## DATA
────

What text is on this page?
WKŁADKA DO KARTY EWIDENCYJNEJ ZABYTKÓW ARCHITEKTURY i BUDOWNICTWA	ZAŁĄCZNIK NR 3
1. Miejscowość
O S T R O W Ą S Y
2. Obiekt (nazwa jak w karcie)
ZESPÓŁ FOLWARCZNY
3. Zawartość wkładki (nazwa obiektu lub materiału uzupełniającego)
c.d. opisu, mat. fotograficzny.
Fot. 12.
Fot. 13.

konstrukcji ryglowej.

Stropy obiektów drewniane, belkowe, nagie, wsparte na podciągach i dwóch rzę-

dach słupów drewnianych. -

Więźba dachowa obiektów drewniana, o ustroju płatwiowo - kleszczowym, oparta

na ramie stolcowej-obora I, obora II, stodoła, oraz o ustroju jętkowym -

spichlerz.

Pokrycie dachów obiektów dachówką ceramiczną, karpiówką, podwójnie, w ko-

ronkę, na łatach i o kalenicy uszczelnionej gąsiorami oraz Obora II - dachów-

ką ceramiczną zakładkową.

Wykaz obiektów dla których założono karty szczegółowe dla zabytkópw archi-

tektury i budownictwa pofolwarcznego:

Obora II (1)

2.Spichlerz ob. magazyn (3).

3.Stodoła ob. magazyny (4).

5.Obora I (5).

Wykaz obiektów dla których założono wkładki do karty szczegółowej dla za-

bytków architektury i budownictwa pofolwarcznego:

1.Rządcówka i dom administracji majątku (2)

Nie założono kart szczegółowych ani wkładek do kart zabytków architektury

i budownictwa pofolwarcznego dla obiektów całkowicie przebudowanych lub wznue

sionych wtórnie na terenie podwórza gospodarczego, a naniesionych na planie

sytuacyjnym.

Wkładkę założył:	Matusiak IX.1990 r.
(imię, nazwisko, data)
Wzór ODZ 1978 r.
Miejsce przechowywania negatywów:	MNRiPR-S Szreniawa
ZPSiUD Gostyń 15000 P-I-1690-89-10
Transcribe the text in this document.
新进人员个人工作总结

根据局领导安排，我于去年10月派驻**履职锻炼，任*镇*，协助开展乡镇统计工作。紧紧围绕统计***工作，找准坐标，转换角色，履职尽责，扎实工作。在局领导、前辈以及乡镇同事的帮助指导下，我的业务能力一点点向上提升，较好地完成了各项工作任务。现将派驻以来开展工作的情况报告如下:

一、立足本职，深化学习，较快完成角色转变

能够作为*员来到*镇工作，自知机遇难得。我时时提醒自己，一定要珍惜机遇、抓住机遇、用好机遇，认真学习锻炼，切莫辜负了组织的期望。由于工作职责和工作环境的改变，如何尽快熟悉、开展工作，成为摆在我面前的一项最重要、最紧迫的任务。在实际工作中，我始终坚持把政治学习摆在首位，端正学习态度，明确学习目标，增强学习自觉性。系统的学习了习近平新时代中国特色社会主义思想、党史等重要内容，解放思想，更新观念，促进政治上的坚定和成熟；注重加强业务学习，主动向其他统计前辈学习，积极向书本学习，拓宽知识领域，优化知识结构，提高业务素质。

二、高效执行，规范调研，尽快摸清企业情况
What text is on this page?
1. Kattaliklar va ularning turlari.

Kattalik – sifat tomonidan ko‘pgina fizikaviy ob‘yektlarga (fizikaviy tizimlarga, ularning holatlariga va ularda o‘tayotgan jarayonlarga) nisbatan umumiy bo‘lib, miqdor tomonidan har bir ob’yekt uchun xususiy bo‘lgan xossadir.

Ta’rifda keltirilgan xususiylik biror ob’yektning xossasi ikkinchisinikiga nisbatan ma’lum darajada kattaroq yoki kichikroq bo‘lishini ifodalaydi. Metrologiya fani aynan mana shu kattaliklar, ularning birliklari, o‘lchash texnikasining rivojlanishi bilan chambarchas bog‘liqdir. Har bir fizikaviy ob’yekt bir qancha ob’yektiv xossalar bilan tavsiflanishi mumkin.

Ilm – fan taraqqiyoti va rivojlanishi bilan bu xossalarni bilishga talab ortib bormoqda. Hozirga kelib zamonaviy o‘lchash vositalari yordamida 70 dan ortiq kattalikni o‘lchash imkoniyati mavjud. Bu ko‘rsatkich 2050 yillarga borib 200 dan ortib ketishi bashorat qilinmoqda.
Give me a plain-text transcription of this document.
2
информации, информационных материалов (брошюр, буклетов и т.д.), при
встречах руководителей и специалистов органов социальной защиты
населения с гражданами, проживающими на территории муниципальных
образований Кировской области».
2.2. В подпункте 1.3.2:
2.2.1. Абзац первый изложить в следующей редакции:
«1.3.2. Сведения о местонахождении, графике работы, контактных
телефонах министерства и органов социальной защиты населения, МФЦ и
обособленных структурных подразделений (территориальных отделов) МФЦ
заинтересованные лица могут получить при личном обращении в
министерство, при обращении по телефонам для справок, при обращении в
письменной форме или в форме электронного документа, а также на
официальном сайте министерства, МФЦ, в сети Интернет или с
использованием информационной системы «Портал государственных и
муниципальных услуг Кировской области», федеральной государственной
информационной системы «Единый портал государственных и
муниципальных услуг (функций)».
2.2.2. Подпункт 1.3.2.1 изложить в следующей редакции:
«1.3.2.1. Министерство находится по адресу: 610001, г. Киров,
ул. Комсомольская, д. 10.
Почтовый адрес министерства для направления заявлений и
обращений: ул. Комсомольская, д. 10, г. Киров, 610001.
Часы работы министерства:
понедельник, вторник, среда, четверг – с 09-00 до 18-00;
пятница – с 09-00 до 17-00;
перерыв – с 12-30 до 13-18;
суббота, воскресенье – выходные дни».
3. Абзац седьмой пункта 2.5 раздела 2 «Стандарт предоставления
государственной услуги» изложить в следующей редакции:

────

## PROMPT
Copy out each line exactly.

## OUTPUT OF THE TASK
What text is on this page?
WKŁADKA DO KARTY EWIDENCYJNEJ ZABYTKÓW ARCHITEKTURY i BUDOWNICTWA	ZAŁĄCZNIK NR 3
1. Miejscowość
O S T R O W Ą S Y
2. Obiekt (nazwa jak w karcie)
ZESPÓŁ FOLWARCZNY
3. Zawartość wkładki (nazwa obiektu lub materiału uzupełniającego)
c.d. opisu, mat. fotograficzny.
Fot. 12.
Fot. 13.

konstrukcji ryglowej.

Stropy obiektów drewniane, belkowe, nagie, wsparte na podciągach i dwóch rzę-

dach słupów drewnianych. -

Więźba dachowa obiektów drewniana, o ustroju płatwiowo - kleszczowym, oparta

na ramie stolcowej-obora I, obora II, stodoła, oraz o ustroju jętkowym -

spichlerz.

Pokrycie dachów obiektów dachówką ceramiczną, karpiówką, podwójnie, w ko-

ronkę, na łatach i o kalenicy uszczelnionej gąsiorami oraz Obora II - dachów-

ką ceramiczną zakładkową.

Wykaz obiektów dla których założono karty szczegółowe dla zabytkópw archi-

tektury i budownictwa pofolwarcznego:

Obora II (1)

2.Spichlerz ob. magazyn (3).

3.Stodoła ob. magazyny (4).

5.Obora I (5).

Wykaz obiektów dla których założono wkładki do karty szczegółowej dla za-

bytków architektury i budownictwa pofolwarcznego:

1.Rządcówka i dom administracji majątku (2)

Nie założono kart szczegółowych ani wkładek do kart zabytków architektury

i budownictwa pofolwarcznego dla obiektów całkowicie przebudowanych lub wznue

sionych wtórnie na terenie podwórza gospodarczego, a naniesionych na planie

sytuacyjnym.

Wkładkę założył:	Matusiak IX.1990 r.
(imię, nazwisko, data)
Wzór ODZ 1978 r.
Miejsce przechowywania negatywów:	MNRiPR-S Szreniawa
ZPSiUD Gostyń 15000 P-I-1690-89-10
Transcribe the text in this document.
新进人员个人工作总结

根据局领导安排，我于去年10月派驻**履职锻炼，任*镇*，协助开展乡镇统计工作。紧紧围绕统计***工作，找准坐标，转换角色，履职尽责，扎实工作。在局领导、前辈以及乡镇同事的帮助指导下，我的业务能力一点点向上提升，较好地完成了各项工作任务。现将派驻以来开展工作的情况报告如下:

一、立足本职，深化学习，较快完成角色转变

能够作为*员来到*镇工作，自知机遇难得。我时时提醒自己，一定要珍惜机遇、抓住机遇、用好机遇，认真学习锻炼，切莫辜负了组织的期望。由于工作职责和工作环境的改变，如何尽快熟悉、开展工作，成为摆在我面前的一项最重要、最紧迫的任务。在实际工作中，我始终坚持把政治学习摆在首位，端正学习态度，明确学习目标，增强学习自觉性。系统的学习了习近平新时代中国特色社会主义思想、党史等重要内容，解放思想，更新观念，促进政治上的坚定和成熟；注重加强业务学习，主动向其他统计前辈学习，积极向书本学习，拓宽知识领域，优化知识结构，提高业务素质。

二、高效执行，规范调研，尽快摸清企业情况
What text is on this page?
1. Kattaliklar va ularning turlari.

Kattalik – sifat tomonidan ko‘pgina fizikaviy ob‘yektlarga (fizikaviy tizimlarga, ularning holatlariga va ularda o‘tayotgan jarayonlarga) nisbatan umumiy bo‘lib, miqdor tomonidan har bir ob’yekt uchun xususiy bo‘lgan xossadir.

Ta’rifda keltirilgan xususiylik biror ob’yektning xossasi ikkinchisinikiga nisbatan ma’lum darajada kattaroq yoki kichikroq bo‘lishini ifodalaydi. Metrologiya fani aynan mana shu kattaliklar, ularning birliklari, o‘lchash texnikasining rivojlanishi bilan chambarchas bog‘liqdir. Har bir fizikaviy ob’yekt bir qancha ob’yektiv xossalar bilan tavsiflanishi mumkin.

Ilm – fan taraqqiyoti va rivojlanishi bilan bu xossalarni bilishga talab ortib bormoqda. Hozirga kelib zamonaviy o‘lchash vositalari yordamida 70 dan ortiq kattalikni o‘lchash imkoniyati mavjud. Bu ko‘rsatkich 2050 yillarga borib 200 dan ortib ketishi bashorat qilinmoqda.
Give me a plain-text transcription of this document.
2
информации, информационных материалов (брошюр, буклетов и т.д.), при
встречах руководителей и специалистов органов социальной защиты
населения с гражданами, проживающими на территории муниципальных
образований Кировской области».
2.2. В подпункте 1.3.2:
2.2.1. Абзац первый изложить в следующей редакции:
«1.3.2. Сведения о местонахождении, графике работы, контактных
телефонах министерства и органов социальной защиты населения, МФЦ и
обособленных структурных подразделений (территориальных отделов) МФЦ
заинтересованные лица могут получить при личном обращении в
министерство, при обращении по телефонам для справок, при обращении в
письменной форме или в форме электронного документа, а также на
официальном сайте министерства, МФЦ, в сети Интернет или с
использованием информационной системы «Портал государственных и
муниципальных услуг Кировской области», федеральной государственной
информационной системы «Единый портал государственных и
муниципальных услуг (функций)».
2.2.2. Подпункт 1.3.2.1 изложить в следующей редакции:
«1.3.2.1. Министерство находится по адресу: 610001, г. Киров,
ул. Комсомольская, д. 10.
Почтовый адрес министерства для направления заявлений и
обращений: ул. Комсомольская, д. 10, г. Киров, 610001.
Часы работы министерства:
понедельник, вторник, среда, четверг – с 09-00 до 18-00;
пятница – с 09-00 до 17-00;
перерыв – с 12-30 до 13-18;
суббота, воскресенье – выходные дни».
3. Абзац седьмой пункта 2.5 раздела 2 «Стандарт предоставления
государственной услуги» изложить в следующей редакции:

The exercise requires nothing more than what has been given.